*PROBLEM TO SOLVE*
Return, word for word, every line that follows.
— Begin MATERIAL SHOWN —
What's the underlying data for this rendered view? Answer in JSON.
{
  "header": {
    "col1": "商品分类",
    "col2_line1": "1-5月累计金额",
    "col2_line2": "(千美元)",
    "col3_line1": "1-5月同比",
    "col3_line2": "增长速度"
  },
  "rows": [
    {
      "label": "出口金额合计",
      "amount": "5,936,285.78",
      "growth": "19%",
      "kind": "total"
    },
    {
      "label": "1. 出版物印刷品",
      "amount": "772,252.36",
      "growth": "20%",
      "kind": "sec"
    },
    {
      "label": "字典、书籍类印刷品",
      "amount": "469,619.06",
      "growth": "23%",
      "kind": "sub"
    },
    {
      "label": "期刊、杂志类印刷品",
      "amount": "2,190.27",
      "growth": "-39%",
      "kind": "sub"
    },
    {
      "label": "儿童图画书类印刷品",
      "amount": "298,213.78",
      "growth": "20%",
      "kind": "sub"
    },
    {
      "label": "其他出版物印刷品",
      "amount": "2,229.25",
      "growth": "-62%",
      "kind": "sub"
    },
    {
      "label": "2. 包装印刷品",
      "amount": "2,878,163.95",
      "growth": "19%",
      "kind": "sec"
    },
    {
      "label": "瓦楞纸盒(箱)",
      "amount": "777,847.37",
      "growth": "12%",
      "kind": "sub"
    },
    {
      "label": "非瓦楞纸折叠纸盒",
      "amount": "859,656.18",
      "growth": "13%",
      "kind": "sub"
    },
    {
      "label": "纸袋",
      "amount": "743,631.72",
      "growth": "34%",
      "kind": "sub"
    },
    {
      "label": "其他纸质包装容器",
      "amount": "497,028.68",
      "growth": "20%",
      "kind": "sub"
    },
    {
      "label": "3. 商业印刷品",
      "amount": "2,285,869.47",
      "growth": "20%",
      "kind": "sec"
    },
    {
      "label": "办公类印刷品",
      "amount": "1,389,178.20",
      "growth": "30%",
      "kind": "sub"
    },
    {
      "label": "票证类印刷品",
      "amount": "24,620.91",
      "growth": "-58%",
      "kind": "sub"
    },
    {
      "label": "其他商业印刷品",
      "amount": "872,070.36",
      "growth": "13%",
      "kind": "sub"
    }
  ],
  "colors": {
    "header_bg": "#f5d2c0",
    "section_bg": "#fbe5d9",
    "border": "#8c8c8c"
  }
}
— End MATERIAL SHOWN —
*ANSWER TO THIS PROBLEM*
What's the underlying data for this rendered view? Answer in JSON.
{
  "header": {
    "col1": "商品分类",
    "col2_line1": "1-5月累计金额",
    "col2_line2": "(千美元)",
    "col3_line1": "1-5月同比",
    "col3_line2": "增长速度"
  },
  "rows": [
    {
      "label": "出口金额合计",
      "amount": "5,936,285.78",
      "growth": "19%",
      "kind": "total"
    },
    {
      "label": "1. 出版物印刷品",
      "amount": "772,252.36",
      "growth": "20%",
      "kind": "sec"
    },
    {
      "label": "字典、书籍类印刷品",
      "amount": "469,619.06",
      "growth": "23%",
      "kind": "sub"
    },
    {
      "label": "期刊、杂志类印刷品",
      "amount": "2,190.27",
      "growth": "-39%",
      "kind": "sub"
    },
    {
      "label": "儿童图画书类印刷品",
      "amount": "298,213.78",
      "growth": "20%",
      "kind": "sub"
    },
    {
      "label": "其他出版物印刷品",
      "amount": "2,229.25",
      "growth": "-62%",
      "kind": "sub"
    },
    {
      "label": "2. 包装印刷品",
      "amount": "2,878,163.95",
      "growth": "19%",
      "kind": "sec"
    },
    {
      "label": "瓦楞纸盒(箱)",
      "amount": "777,847.37",
      "growth": "12%",
      "kind": "sub"
    },
    {
      "label": "非瓦楞纸折叠纸盒",
      "amount": "859,656.18",
      "growth": "13%",
      "kind": "sub"
    },
    {
      "label": "纸袋",
      "amount": "743,631.72",
      "growth": "34%",
      "kind": "sub"
    },
    {
      "label": "其他纸质包装容器",
      "amount": "497,028.68",
      "growth": "20%",
      "kind": "sub"
    },
    {
      "label": "3. 商业印刷品",
      "amount": "2,285,869.47",
      "growth": "20%",
      "kind": "sec"
    },
    {
      "label": "办公类印刷品",
      "amount": "1,389,178.20",
      "growth": "30%",
      "kind": "sub"
    },
    {
      "label": "票证类印刷品",
      "amount": "24,620.91",
      "growth": "-58%",
      "kind": "sub"
    },
    {
      "label": "其他商业印刷品",
      "amount": "872,070.36",
      "growth": "13%",
      "kind": "sub"
    }
  ],
  "colors": {
    "header_bg": "#f5d2c0",
    "section_bg": "#fbe5d9",
    "border": "#8c8c8c"
  }
}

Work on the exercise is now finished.